**Problem**: Output the stretch of items from the line containing "Patent image size: (842, 874)." through the end of the items as a Markdown table with the columns Row and Line, giving each line a row number and skipping blank lines. Leave the pictures out.

**Records for the task**:
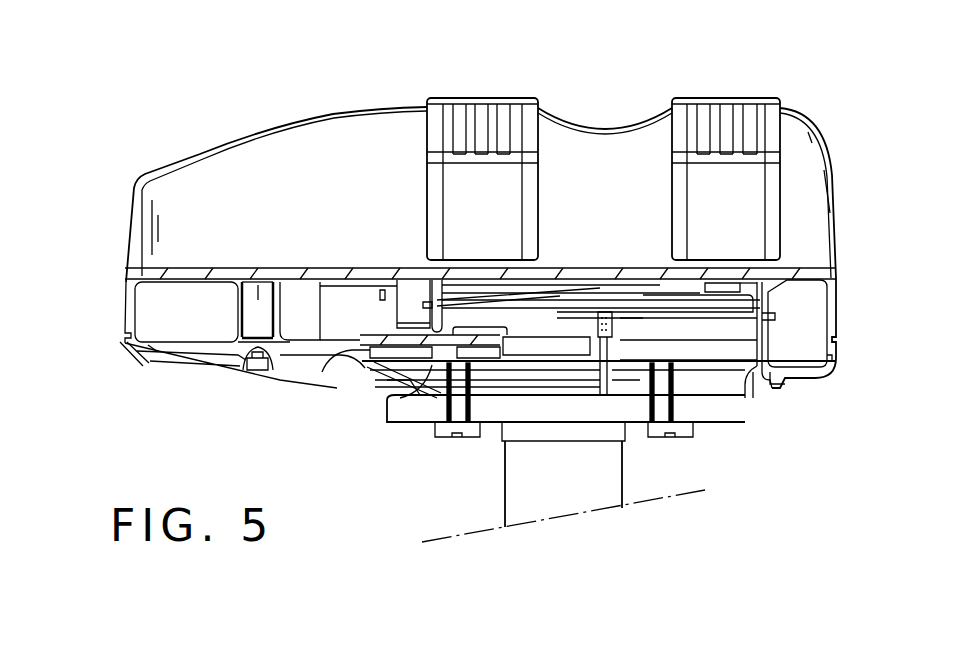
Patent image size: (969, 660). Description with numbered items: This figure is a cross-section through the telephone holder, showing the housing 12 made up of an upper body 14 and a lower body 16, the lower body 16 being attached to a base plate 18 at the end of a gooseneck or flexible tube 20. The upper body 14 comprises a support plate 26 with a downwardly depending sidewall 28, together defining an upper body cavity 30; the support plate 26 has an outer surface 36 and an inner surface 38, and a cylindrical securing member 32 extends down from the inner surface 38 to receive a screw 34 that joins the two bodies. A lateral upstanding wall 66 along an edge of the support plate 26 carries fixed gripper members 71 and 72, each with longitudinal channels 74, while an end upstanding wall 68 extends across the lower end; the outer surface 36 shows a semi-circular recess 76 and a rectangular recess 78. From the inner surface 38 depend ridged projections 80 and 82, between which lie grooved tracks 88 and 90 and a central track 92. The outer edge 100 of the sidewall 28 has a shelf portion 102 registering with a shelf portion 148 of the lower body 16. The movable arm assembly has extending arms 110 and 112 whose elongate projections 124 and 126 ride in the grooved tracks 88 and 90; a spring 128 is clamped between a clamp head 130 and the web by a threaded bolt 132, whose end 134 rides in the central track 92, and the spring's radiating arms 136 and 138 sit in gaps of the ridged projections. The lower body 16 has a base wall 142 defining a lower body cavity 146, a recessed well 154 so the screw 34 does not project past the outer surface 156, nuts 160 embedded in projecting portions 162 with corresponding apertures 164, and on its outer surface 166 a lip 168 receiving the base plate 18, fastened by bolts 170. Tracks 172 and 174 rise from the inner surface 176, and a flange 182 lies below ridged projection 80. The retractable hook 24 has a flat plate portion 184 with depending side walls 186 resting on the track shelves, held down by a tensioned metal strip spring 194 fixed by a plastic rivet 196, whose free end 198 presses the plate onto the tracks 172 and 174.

The housing 12 is at (163, 103).
The upper body 14 is at (112, 266).
The lower body 16 is at (112, 347).
The base plate 18 is at (388, 405).
The gooseneck or flexible tube 20 is at (522, 500).
The retractable hook 24 is at (468, 422).
The support plate 26 is at (172, 274).
The sidewall 28 is at (840, 282).
The upper body cavity 30 is at (834, 338).
The internally threaded cylindrical securing member 32 is at (260, 288).
The screw 34 is at (255, 370).
The outer surface 36 is at (236, 279).
The inner surface 38 is at (212, 290).
The lateral upstanding wall 66 is at (273, 157).
The end upstanding wall 68 is at (132, 252).
The fixed gripper member 71 is at (718, 98).
The fixed gripper member 72 is at (468, 98).
The longitudinal channels 74 is at (504, 118).
The semi-circular recess 76 is at (662, 270).
The rectangular recess 78 is at (288, 275).
The ridged projection 80 is at (772, 332).
The ridged projection 82 is at (368, 386).
The grooved track 88 is at (740, 275).
The grooved track 90 is at (447, 282).
The central track 92 is at (572, 278).
The outer edge 100 is at (124, 312).
The shelf portion 102 is at (137, 332).
The extending arm 110 is at (780, 272).
The extending arm 112 is at (418, 268).
The elongate projection 124 is at (720, 277).
The elongate projection 126 is at (480, 290).
The spring 128 is at (630, 280).
The clamp head 130 is at (660, 370).
The threaded bolt 132 is at (624, 445).
The end of the bolt 134 is at (590, 278).
The radiating arm 136 is at (748, 345).
The radiating arm 138 is at (515, 280).
The base wall 142 is at (177, 372).
The lower body cavity 146 is at (157, 350).
The shelf portion 148 is at (127, 348).
The recessed well 154 is at (247, 373).
The outer surface 156 is at (297, 387).
The nut 160 is at (700, 425).
The projecting portion 162 is at (660, 428).
The aperture 164 is at (395, 410).
The outer surface 166 is at (831, 360).
The lip 168 is at (748, 408).
The bolt 170 is at (442, 442).
The track 172 is at (568, 388).
The track 174 is at (350, 355).
The inner surface 176 is at (292, 360).
The flange 182 is at (784, 388).
The flat plate portion 184 is at (540, 345).
The depending side walls 186 is at (535, 436).
The tensioned metal strip spring 194 is at (395, 303).
The plastic rivet 196 is at (398, 268).
The free end 198 is at (395, 327).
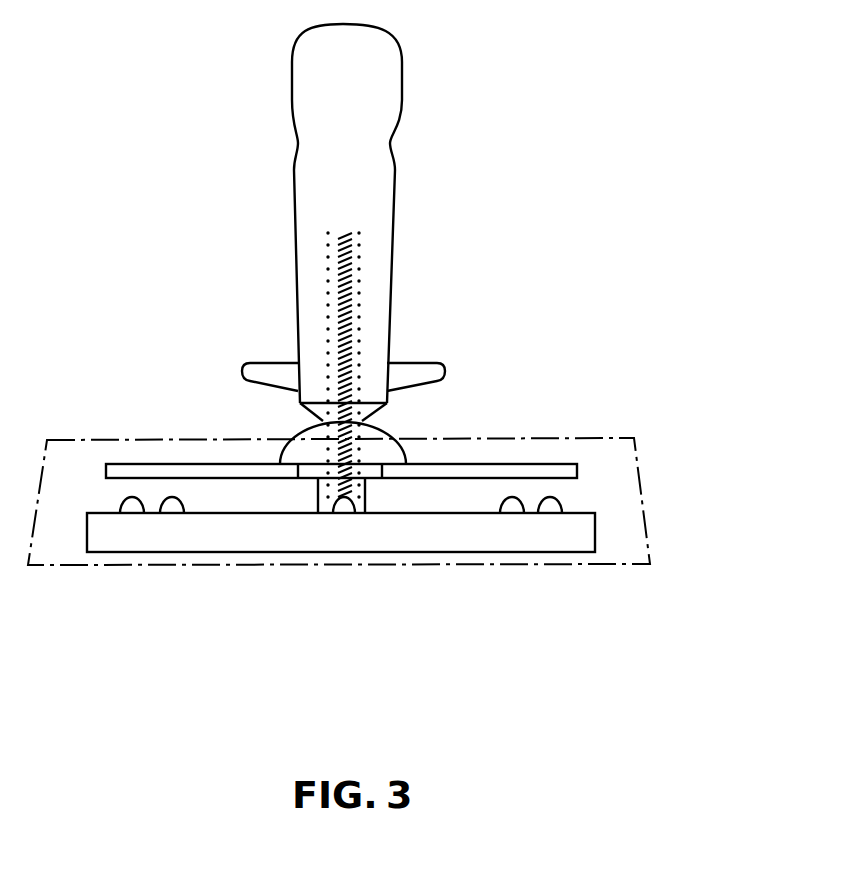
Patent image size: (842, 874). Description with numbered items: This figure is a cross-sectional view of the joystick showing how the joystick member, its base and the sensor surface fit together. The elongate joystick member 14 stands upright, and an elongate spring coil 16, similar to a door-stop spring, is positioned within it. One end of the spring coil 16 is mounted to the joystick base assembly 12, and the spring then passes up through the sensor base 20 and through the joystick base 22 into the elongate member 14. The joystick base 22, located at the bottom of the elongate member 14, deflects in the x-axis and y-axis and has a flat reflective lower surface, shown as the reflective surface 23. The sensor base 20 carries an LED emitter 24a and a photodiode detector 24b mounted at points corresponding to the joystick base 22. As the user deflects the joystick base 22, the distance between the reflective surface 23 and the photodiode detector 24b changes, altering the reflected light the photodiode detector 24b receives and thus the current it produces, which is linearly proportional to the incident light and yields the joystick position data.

The joystick base assembly 12 is at (596, 533).
The elongate joystick member 14 is at (401, 99).
The spring coil 16 is at (358, 259).
The sensor base 20 is at (215, 528).
The joystick base 22 is at (513, 462).
The reflective surface 23 is at (572, 481).
The LED emitter 24a is at (560, 500).
The photodiode detector 24b is at (512, 503).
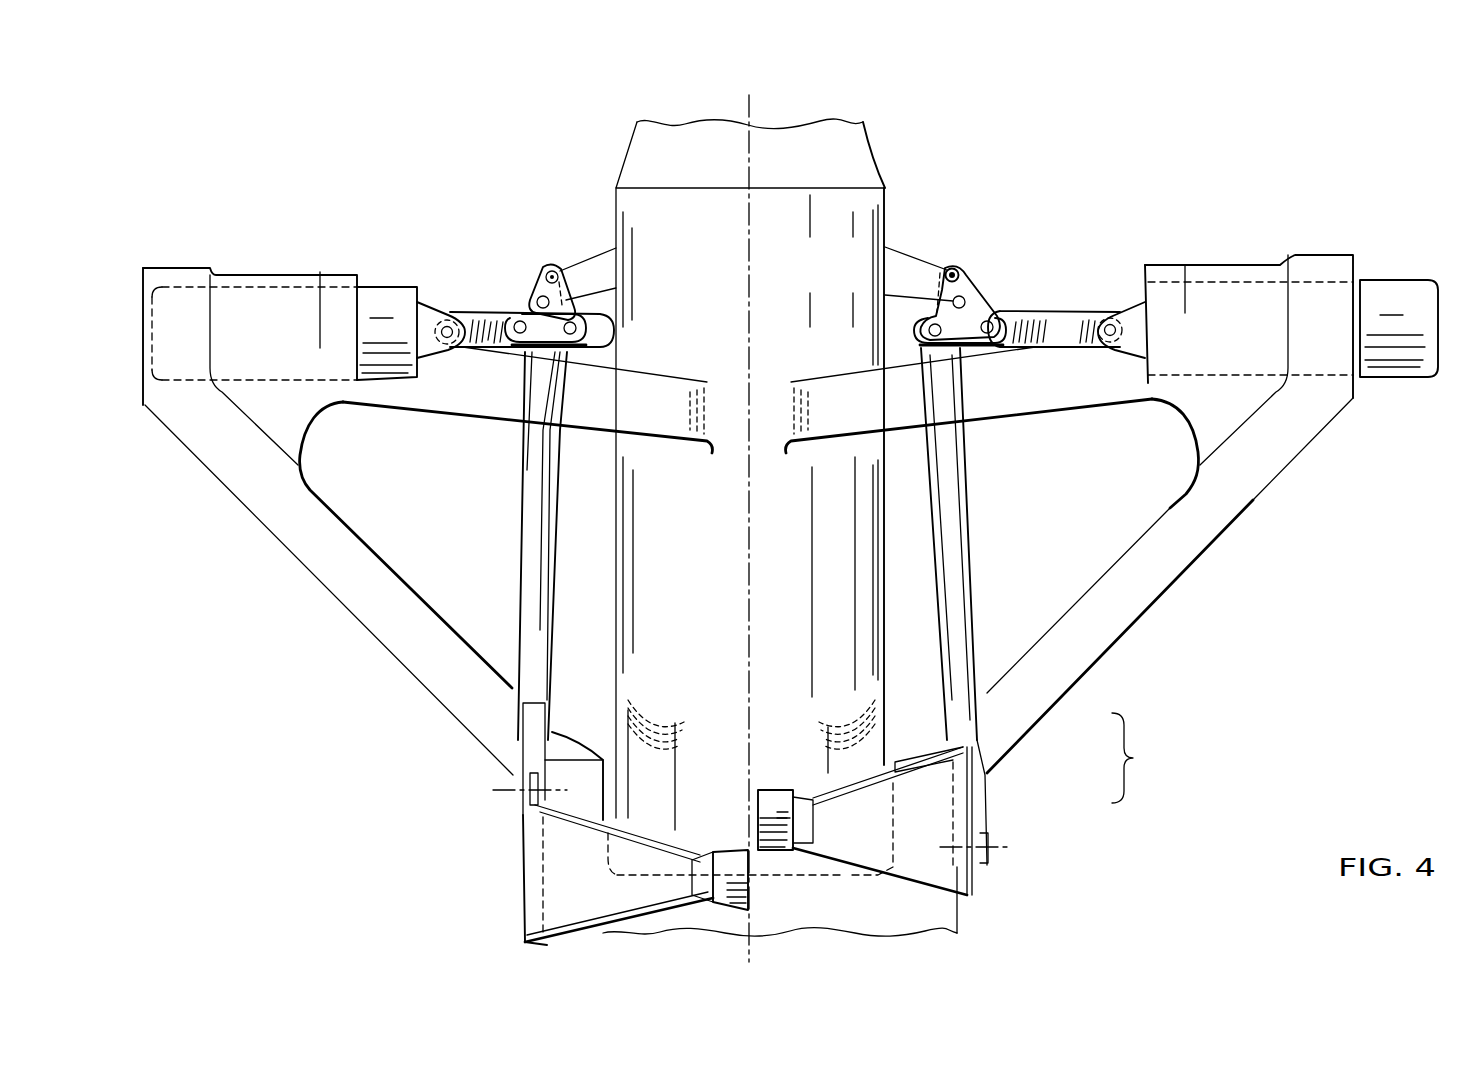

**Written answer**:
| Row | Line |
|---|---|
| 1 | Patent image size: (842, 874). Description with numbered items: This figure is a cross-sectional view of the joystick showing how the joystick member, its base and the sensor surface fit together. The elongate joystick member 14 stands upright, and an elongate spring coil 16, similar to a door-stop spring, is positioned within it. One end of the spring coil 16 is mounted to the joystick base assembly 12, and the spring then passes up through the sensor base 20 and through the joystick base 22 into the elongate member 14. The joystick base 22, located at the bottom of the elongate member 14, deflects in the x-axis and y-axis and has a flat reflective lower surface, shown as the reflective surface 23. The sensor base 20 carries an LED emitter 24a and a photodiode detector 24b mounted at points corresponding to the joystick base 22. As the user deflects the joystick base 22, the distance between the reflective surface 23 and the photodiode detector 24b changes, altering the reflected light the photodiode detector 24b receives and thus the current it produces, which is linearly proportional to the incident light and yields the joystick position data. |
| 2 | The joystick base assembly 12 is at (596, 533). |
| 3 | The elongate joystick member 14 is at (401, 99). |
| 4 | The spring coil 16 is at (358, 259). |
| 5 | The sensor base 20 is at (215, 528). |
| 6 | The joystick base 22 is at (513, 462). |
| 7 | The reflective surface 23 is at (572, 481). |
| 8 | The LED emitter 24a is at (560, 500). |
| 9 | The photodiode detector 24b is at (512, 503). |